The records below need retyping in full; give them again exactly.

+--

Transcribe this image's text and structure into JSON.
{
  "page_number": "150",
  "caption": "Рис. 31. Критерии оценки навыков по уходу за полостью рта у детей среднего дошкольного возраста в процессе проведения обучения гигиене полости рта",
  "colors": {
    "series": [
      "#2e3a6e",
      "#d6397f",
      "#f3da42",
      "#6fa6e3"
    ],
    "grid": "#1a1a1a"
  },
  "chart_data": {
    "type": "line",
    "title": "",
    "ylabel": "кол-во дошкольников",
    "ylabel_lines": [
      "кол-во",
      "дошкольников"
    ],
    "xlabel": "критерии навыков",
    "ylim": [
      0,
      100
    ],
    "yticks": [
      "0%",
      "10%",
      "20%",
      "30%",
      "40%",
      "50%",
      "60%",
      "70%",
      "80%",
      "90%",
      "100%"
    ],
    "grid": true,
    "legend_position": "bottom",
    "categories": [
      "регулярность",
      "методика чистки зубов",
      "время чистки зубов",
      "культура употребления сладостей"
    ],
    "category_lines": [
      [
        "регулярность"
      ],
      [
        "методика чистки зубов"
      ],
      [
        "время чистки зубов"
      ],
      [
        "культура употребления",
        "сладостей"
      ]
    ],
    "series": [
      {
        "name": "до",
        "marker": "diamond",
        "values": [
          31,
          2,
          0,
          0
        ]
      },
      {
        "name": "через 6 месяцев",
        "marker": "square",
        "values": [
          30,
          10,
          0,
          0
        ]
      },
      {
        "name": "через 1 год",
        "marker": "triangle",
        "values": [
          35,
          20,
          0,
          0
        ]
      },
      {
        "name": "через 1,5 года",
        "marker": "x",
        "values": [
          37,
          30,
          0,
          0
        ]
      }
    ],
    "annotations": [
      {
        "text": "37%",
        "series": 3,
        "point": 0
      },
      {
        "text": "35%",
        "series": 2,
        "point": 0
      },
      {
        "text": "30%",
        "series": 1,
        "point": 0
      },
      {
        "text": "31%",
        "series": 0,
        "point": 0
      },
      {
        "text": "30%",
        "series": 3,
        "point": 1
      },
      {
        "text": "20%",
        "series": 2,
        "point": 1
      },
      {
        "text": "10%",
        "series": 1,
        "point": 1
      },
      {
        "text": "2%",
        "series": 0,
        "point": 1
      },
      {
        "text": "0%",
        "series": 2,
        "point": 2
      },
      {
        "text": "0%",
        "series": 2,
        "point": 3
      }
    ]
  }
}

+--

Result of the task:
Transcribe this image's text and structure into JSON.
{
  "page_number": "150",
  "caption": "Рис. 31. Критерии оценки навыков по уходу за полостью рта у детей среднего дошкольного возраста в процессе проведения обучения гигиене полости рта",
  "colors": {
    "series": [
      "#2e3a6e",
      "#d6397f",
      "#f3da42",
      "#6fa6e3"
    ],
    "grid": "#1a1a1a"
  },
  "chart_data": {
    "type": "line",
    "title": "",
    "ylabel": "кол-во дошкольников",
    "ylabel_lines": [
      "кол-во",
      "дошкольников"
    ],
    "xlabel": "критерии навыков",
    "ylim": [
      0,
      100
    ],
    "yticks": [
      "0%",
      "10%",
      "20%",
      "30%",
      "40%",
      "50%",
      "60%",
      "70%",
      "80%",
      "90%",
      "100%"
    ],
    "grid": true,
    "legend_position": "bottom",
    "categories": [
      "регулярность",
      "методика чистки зубов",
      "время чистки зубов",
      "культура употребления сладостей"
    ],
    "category_lines": [
      [
        "регулярность"
      ],
      [
        "методика чистки зубов"
      ],
      [
        "время чистки зубов"
      ],
      [
        "культура употребления",
        "сладостей"
      ]
    ],
    "series": [
      {
        "name": "до",
        "marker": "diamond",
        "values": [
          31,
          2,
          0,
          0
        ]
      },
      {
        "name": "через 6 месяцев",
        "marker": "square",
        "values": [
          30,
          10,
          0,
          0
        ]
      },
      {
        "name": "через 1 год",
        "marker": "triangle",
        "values": [
          35,
          20,
          0,
          0
        ]
      },
      {
        "name": "через 1,5 года",
        "marker": "x",
        "values": [
          37,
          30,
          0,
          0
        ]
      }
    ],
    "annotations": [
      {
        "text": "37%",
        "series": 3,
        "point": 0
      },
      {
        "text": "35%",
        "series": 2,
        "point": 0
      },
      {
        "text": "30%",
        "series": 1,
        "point": 0
      },
      {
        "text": "31%",
        "series": 0,
        "point": 0
      },
      {
        "text": "30%",
        "series": 3,
        "point": 1
      },
      {
        "text": "20%",
        "series": 2,
        "point": 1
      },
      {
        "text": "10%",
        "series": 1,
        "point": 1
      },
      {
        "text": "2%",
        "series": 0,
        "point": 1
      },
      {
        "text": "0%",
        "series": 2,
        "point": 2
      },
      {
        "text": "0%",
        "series": 2,
        "point": 3
      }
    ]
  }
}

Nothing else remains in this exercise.